Exercise prompt: Copy all lines below containing "assault".
(begin)
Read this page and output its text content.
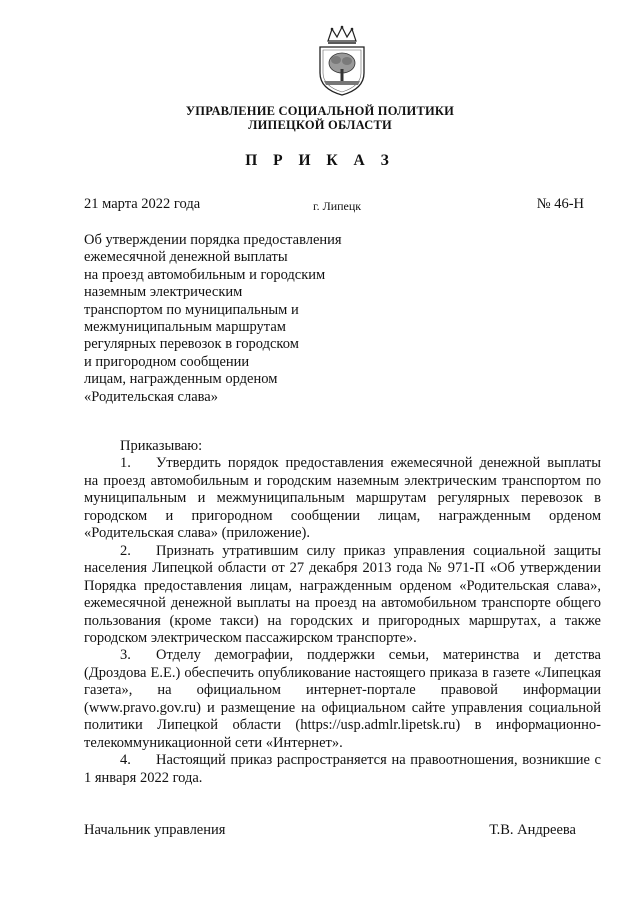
УПРАВЛЕНИЕ СОЦИАЛЬНОЙ ПОЛИТИКИ
ЛИПЕЦКОЙ ОБЛАСТИ
П Р И К А З
21 марта 2022 года	г. Липецк	№ 46-Н
Об утверждении порядка предоставления
ежемесячной денежной выплаты
на проезд автомобильным и городским
наземным электрическим
транспортом по муниципальным и
межмуниципальным маршрутам
регулярных перевозок в городском
и пригородном сообщении
лицам, награжденным орденом
«Родительская слава»

Приказываю:

1. Утвердить порядок предоставления ежемесячной денежной выплаты на проезд автомобильным и городским наземным электрическим транспортом по муниципальным и межмуниципальным маршрутам регулярных перевозок в городском и пригородном сообщении лицам, награжденным орденом «Родительская слава» (приложение).

2. Признать утратившим силу приказ управления социальной защиты населения Липецкой области от 27 декабря 2013 года № 971-П «Об утверждении Порядка предоставления лицам, награжденным орденом «Родительская слава», ежемесячной денежной выплаты на проезд на автомобильном транспорте общего пользования (кроме такси) на городских и пригородных маршрутах, а также городском электрическом пассажирском транспорте».

3. Отделу демографии, поддержки семьи, материнства и детства (Дроздова Е.Е.) обеспечить опубликование настоящего приказа в газете «Липецкая газета», на официальном интернет-портале правовой информации (www.pravo.gov.ru) и размещение на официальном сайте управления социальной политики Липецкой области (https://usp.admlr.lipetsk.ru) в информационно-телекоммуникационной сети «Интернет».

4. Настоящий приказ распространяется на правоотношения, возникшие с 1 января 2022 года.

Начальник управления	Т.В. Андреева
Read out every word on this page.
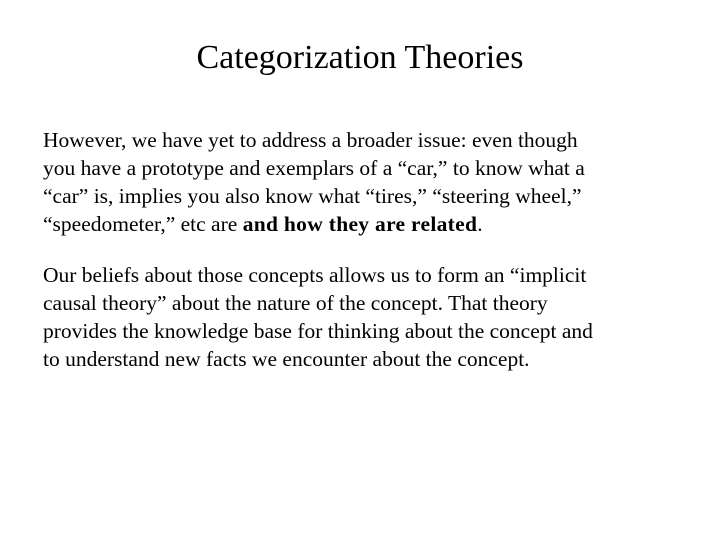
Categorization Theories

However, we have yet to address a broader issue: even though
you have a prototype and exemplars of a “car,” to know what a
“car” is, implies you also know what “tires,” “steering wheel,”
“speedometer,” etc are and how they are related.

Our beliefs about those concepts allows us to form an “implicit
causal theory” about the nature of the concept. That theory
provides the knowledge base for thinking about the concept and
to understand new facts we encounter about the concept.
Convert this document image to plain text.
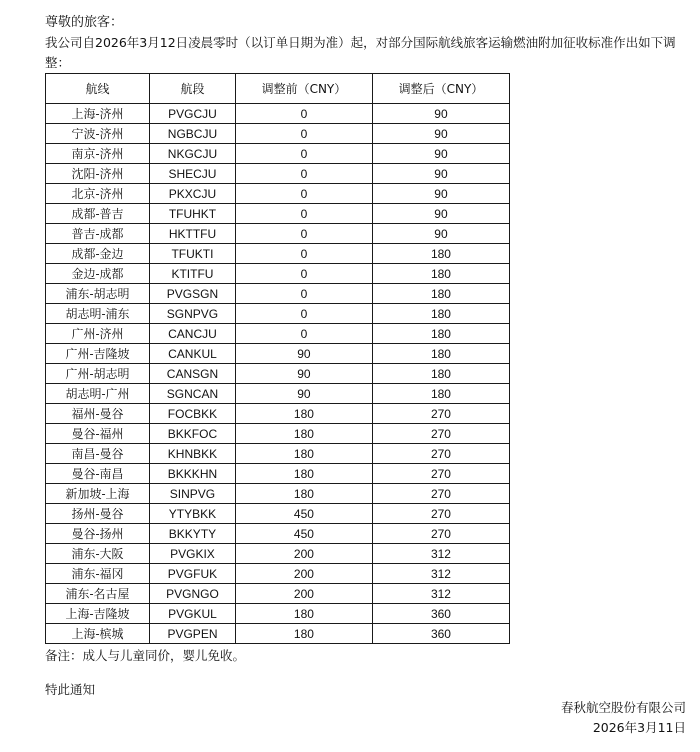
尊敬的旅客：
我公司自2026年3月12日凌晨零时（以订单日期为准）起，对部分国际航线旅客运输燃油附加征收标准作出如下调整：
航线	航段	调整前（CNY）	调整后（CNY）
上海-济州	PVGCJU	0	90
宁波-济州	NGBCJU	0	90
南京-济州	NKGCJU	0	90
沈阳-济州	SHECJU	0	90
北京-济州	PKXCJU	0	90
成都-普吉	TFUHKT	0	90
普吉-成都	HKTTFU	0	90
成都-金边	TFUKTI	0	180
金边-成都	KTITFU	0	180
浦东-胡志明	PVGSGN	0	180
胡志明-浦东	SGNPVG	0	180
广州-济州	CANCJU	0	180
广州-吉隆坡	CANKUL	90	180
广州-胡志明	CANSGN	90	180
胡志明-广州	SGNCAN	90	180
福州-曼谷	FOCBKK	180	270
曼谷-福州	BKKFOC	180	270
南昌-曼谷	KHNBKK	180	270
曼谷-南昌	BKKKHN	180	270
新加坡-上海	SINPVG	180	270
扬州-曼谷	YTYBKK	450	270
曼谷-扬州	BKKYTY	450	270
浦东-大阪	PVGKIX	200	312
浦东-福冈	PVGFUK	200	312
浦东-名古屋	PVGNGO	200	312
上海-吉隆坡	PVGKUL	180	360
上海-槟城	PVGPEN	180	360
备注：成人与儿童同价，婴儿免收。
特此通知
春秋航空股份有限公司
2026年3月11日
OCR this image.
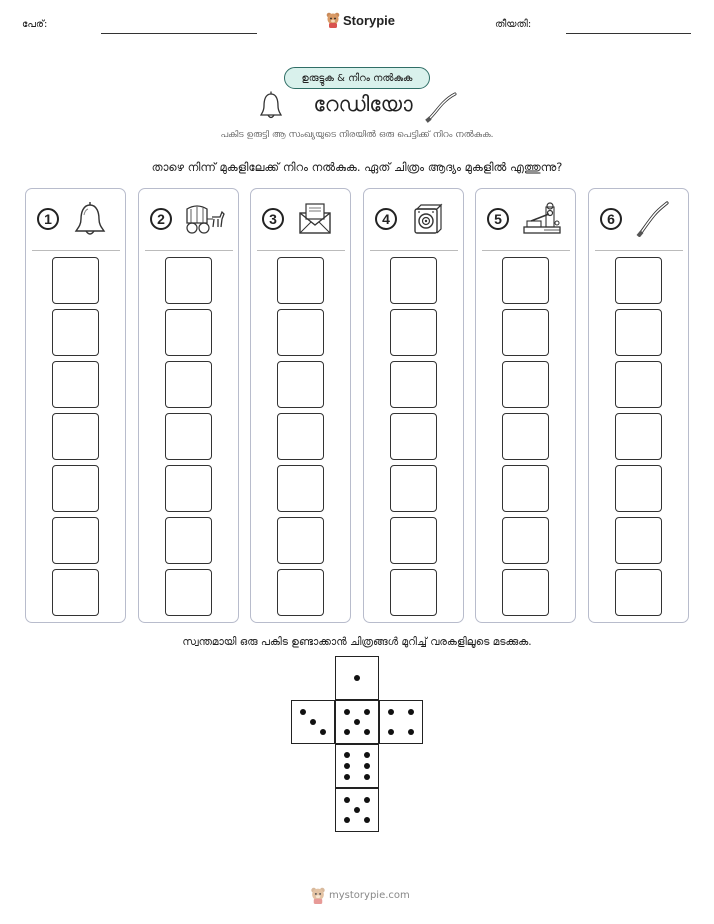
പേര്:	Storypie	തീയതി:
ഉരുട്ടുക & നിറം നൽകുക
റേഡിയോ
പകിട ഉരുട്ടി ആ സംഖ്യയുടെ നിരയിൽ ഒരു പെട്ടിക്ക് നിറം നൽകുക.
താഴെ നിന്ന് മുകളിലേക്ക് നിറം നൽകുക. ഏത് ചിത്രം ആദ്യം മുകളിൽ എത്തുന്നു?
1	2	3	4	5	6
സ്വന്തമായി ഒരു പകിട ഉണ്ടാക്കാൻ ചിത്രങ്ങൾ മുറിച്ച് വരകളിലൂടെ മടക്കുക.
mystorypie.com
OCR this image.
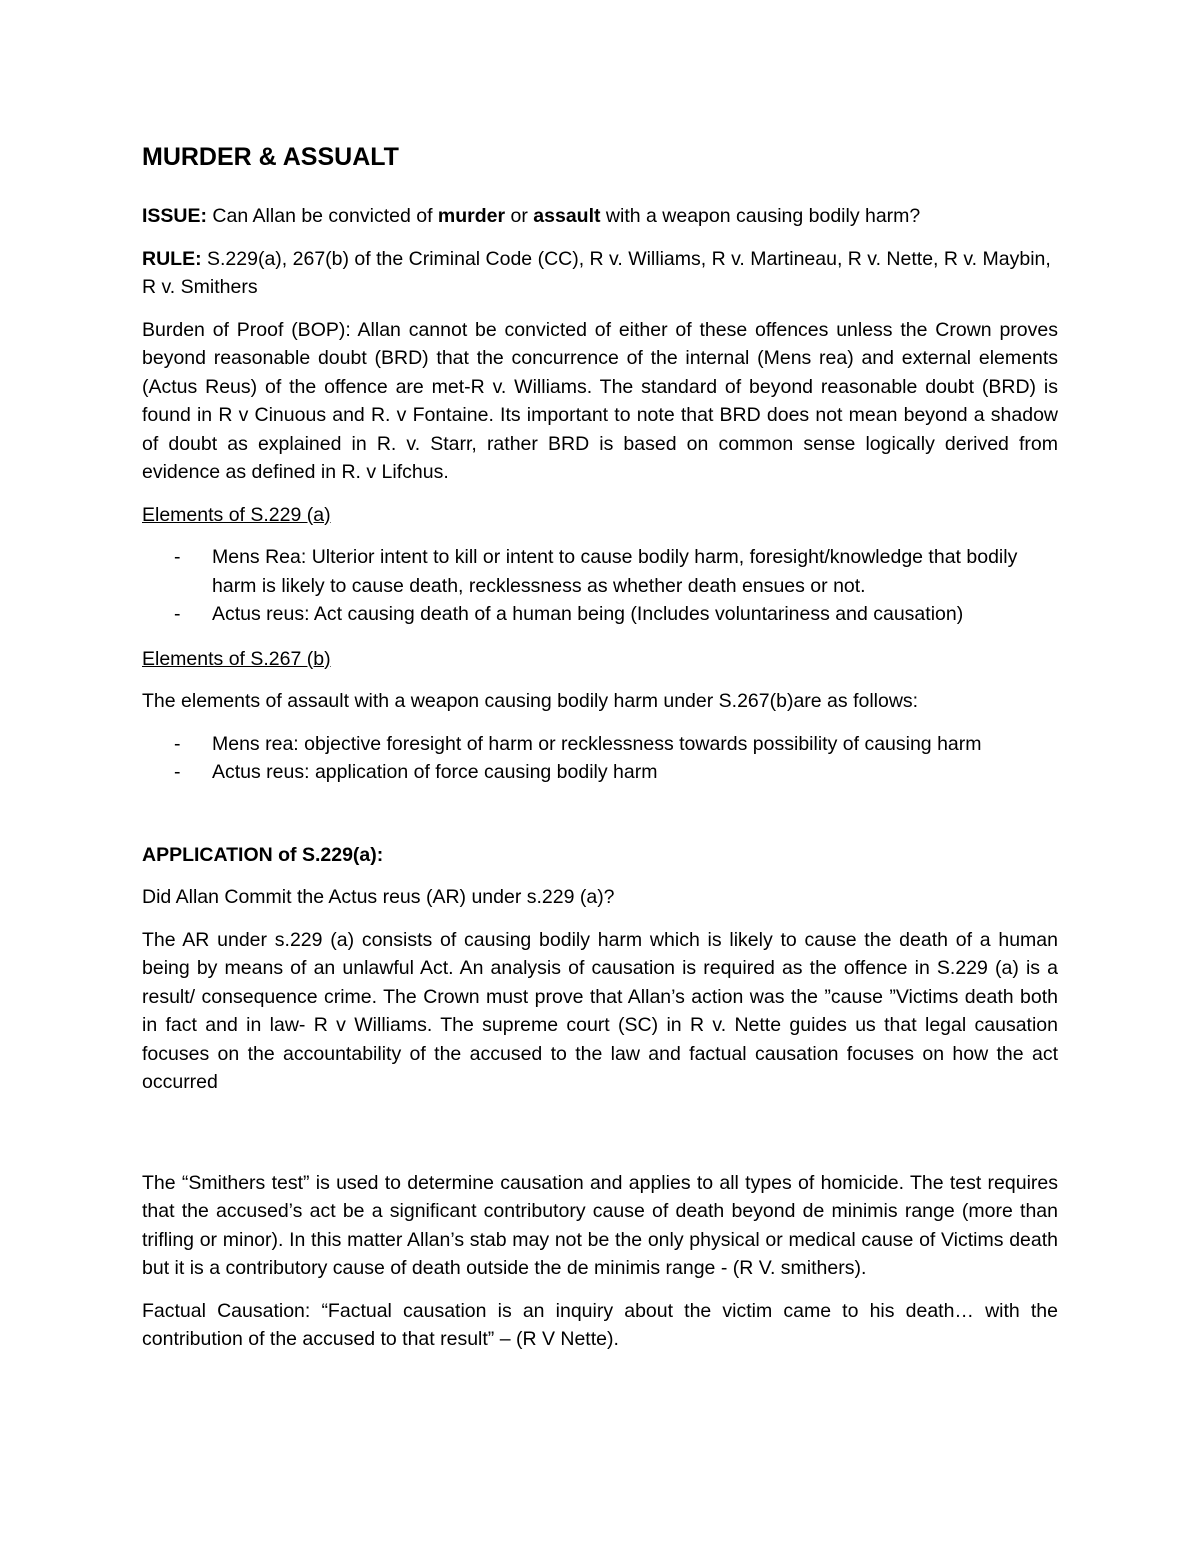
MURDER & ASSUALT

ISSUE: Can Allan be convicted of murder or assault with a weapon causing bodily harm?

RULE: S.229(a), 267(b) of the Criminal Code (CC), R v. Williams, R v. Martineau, R v. Nette, R v. Maybin, R v. Smithers

Burden of Proof (BOP): Allan cannot be convicted of either of these offences unless the Crown proves beyond reasonable doubt (BRD) that the concurrence of the internal (Mens rea) and external elements (Actus Reus) of the offence are met-R v. Williams. The standard of beyond reasonable doubt (BRD) is found in R v Cinuous and R. v Fontaine. Its important to note that BRD does not mean beyond a shadow of doubt as explained in R. v. Starr, rather BRD is based on common sense logically derived from evidence as defined in R. v Lifchus.

Elements of S.229 (a)

- Mens Rea: Ulterior intent to kill or intent to cause bodily harm, foresight/knowledge that bodily harm is likely to cause death, recklessness as whether death ensues or not.
- Actus reus: Act causing death of a human being (Includes voluntariness and causation)

Elements of S.267 (b)

The elements of assault with a weapon causing bodily harm under S.267(b)are as follows:

- Mens rea: objective foresight of harm or recklessness towards possibility of causing harm
- Actus reus: application of force causing bodily harm

APPLICATION of S.229(a):

Did Allan Commit the Actus reus (AR) under s.229 (a)?

The AR under s.229 (a) consists of causing bodily harm which is likely to cause the death of a human being by means of an unlawful Act. An analysis of causation is required as the offence in S.229 (a) is a result/ consequence crime. The Crown must prove that Allan’s action was the ”cause ”Victims death both in fact and in law- R v Williams. The supreme court (SC) in R v. Nette guides us that legal causation focuses on the accountability of the accused to the law and factual causation focuses on how the act occurred

The “Smithers test” is used to determine causation and applies to all types of homicide. The test requires that the accused’s act be a significant contributory cause of death beyond de minimis range (more than trifling or minor). In this matter Allan’s stab may not be the only physical or medical cause of Victims death but it is a contributory cause of death outside the de minimis range - (R V. smithers).

Factual Causation: “Factual causation is an inquiry about the victim came to his death… with the contribution of the accused to that result” – (R V Nette).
(end)
Output for this exercise:
ISSUE: Can Allan be convicted of murder or assault with a weapon causing bodily harm?
The elements of assault with a weapon causing bodily harm under S.267(b)are as follows:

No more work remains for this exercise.